Repeat every line of the data exactly, but not the pictures.
============
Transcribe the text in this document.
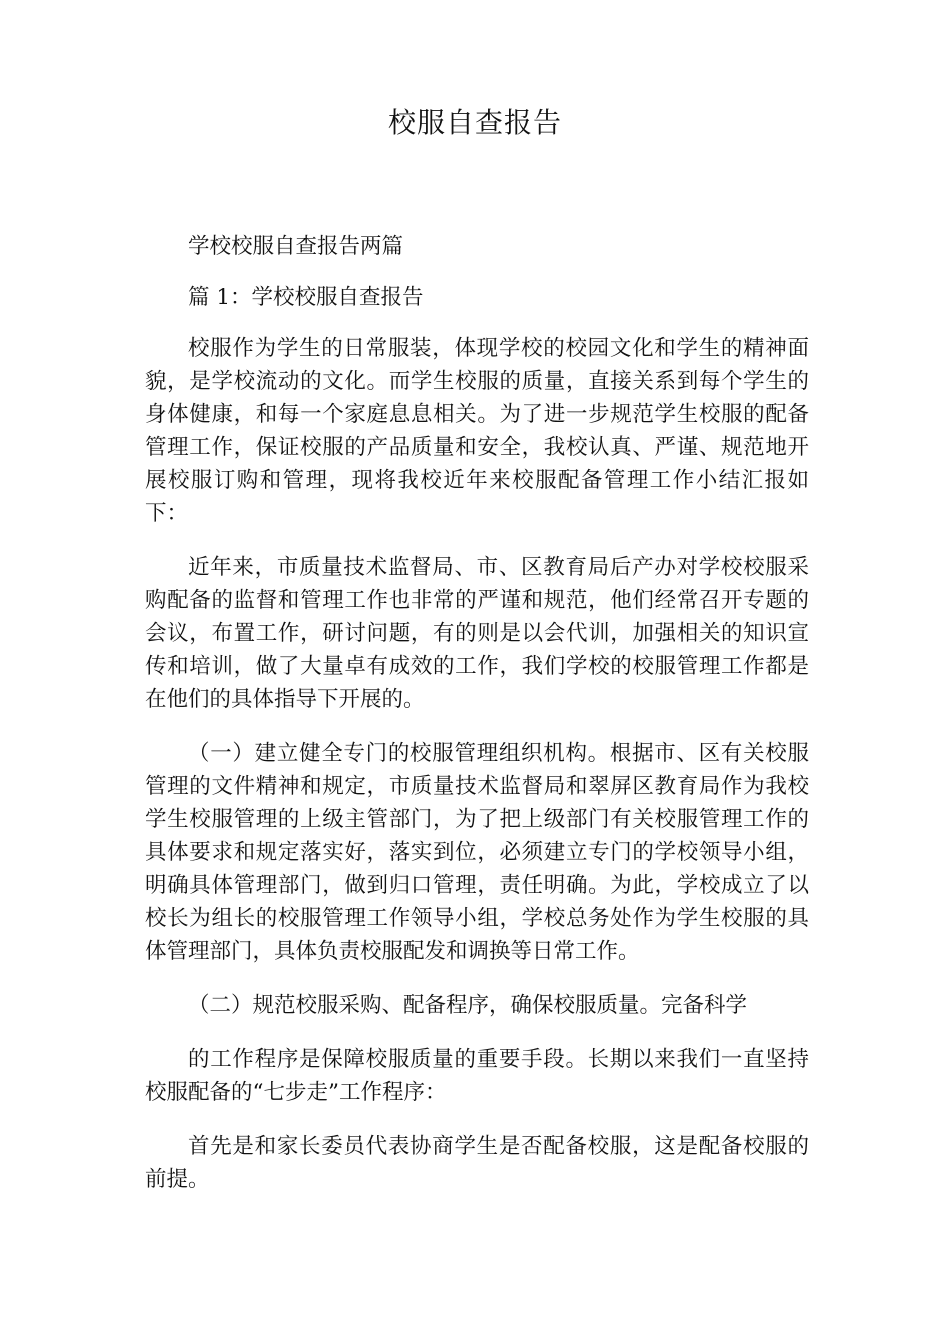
校服自查报告

学校校服自查报告两篇

篇 1：学校校服自查报告

校服作为学生的日常服装，体现学校的校园文化和学生的精神面貌，是学校流动的文化。而学生校服的质量，直接关系到每个学生的身体健康，和每一个家庭息息相关。为了进一步规范学生校服的配备管理工作，保证校服的产品质量和安全，我校认真、严谨、规范地开展校服订购和管理，现将我校近年来校服配备管理工作小结汇报如下：

近年来，市质量技术监督局、市、区教育局后产办对学校校服采购配备的监督和管理工作也非常的严谨和规范，他们经常召开专题的会议，布置工作，研讨问题，有的则是以会代训，加强相关的知识宣传和培训，做了大量卓有成效的工作，我们学校的校服管理工作都是在他们的具体指导下开展的。

（一）建立健全专门的校服管理组织机构。根据市、区有关校服管理的文件精神和规定，市质量技术监督局和翠屏区教育局作为我校学生校服管理的上级主管部门，为了把上级部门有关校服管理工作的具体要求和规定落实好，落实到位，必须建立专门的学校领导小组，明确具体管理部门，做到归口管理，责任明确。为此，学校成立了以校长为组长的校服管理工作领导小组，学校总务处作为学生校服的具体管理部门，具体负责校服配发和调换等日常工作。

（二）规范校服采购、配备程序，确保校服质量。完备科学

的工作程序是保障校服质量的重要手段。长期以来我们一直坚持校服配备的“七步走”工作程序：

首先是和家长委员代表协商学生是否配备校服，这是配备校服的前提。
============
→ **Exercise solution**
Transcribe the text in this document.
校服自查报告

学校校服自查报告两篇

篇 1：学校校服自查报告

校服作为学生的日常服装，体现学校的校园文化和学生的精神面貌，是学校流动的文化。而学生校服的质量，直接关系到每个学生的身体健康，和每一个家庭息息相关。为了进一步规范学生校服的配备管理工作，保证校服的产品质量和安全，我校认真、严谨、规范地开展校服订购和管理，现将我校近年来校服配备管理工作小结汇报如下：

近年来，市质量技术监督局、市、区教育局后产办对学校校服采购配备的监督和管理工作也非常的严谨和规范，他们经常召开专题的会议，布置工作，研讨问题，有的则是以会代训，加强相关的知识宣传和培训，做了大量卓有成效的工作，我们学校的校服管理工作都是在他们的具体指导下开展的。

（一）建立健全专门的校服管理组织机构。根据市、区有关校服管理的文件精神和规定，市质量技术监督局和翠屏区教育局作为我校学生校服管理的上级主管部门，为了把上级部门有关校服管理工作的具体要求和规定落实好，落实到位，必须建立专门的学校领导小组，明确具体管理部门，做到归口管理，责任明确。为此，学校成立了以校长为组长的校服管理工作领导小组，学校总务处作为学生校服的具体管理部门，具体负责校服配发和调换等日常工作。

（二）规范校服采购、配备程序，确保校服质量。完备科学

的工作程序是保障校服质量的重要手段。长期以来我们一直坚持校服配备的“七步走”工作程序：

首先是和家长委员代表协商学生是否配备校服，这是配备校服的前提。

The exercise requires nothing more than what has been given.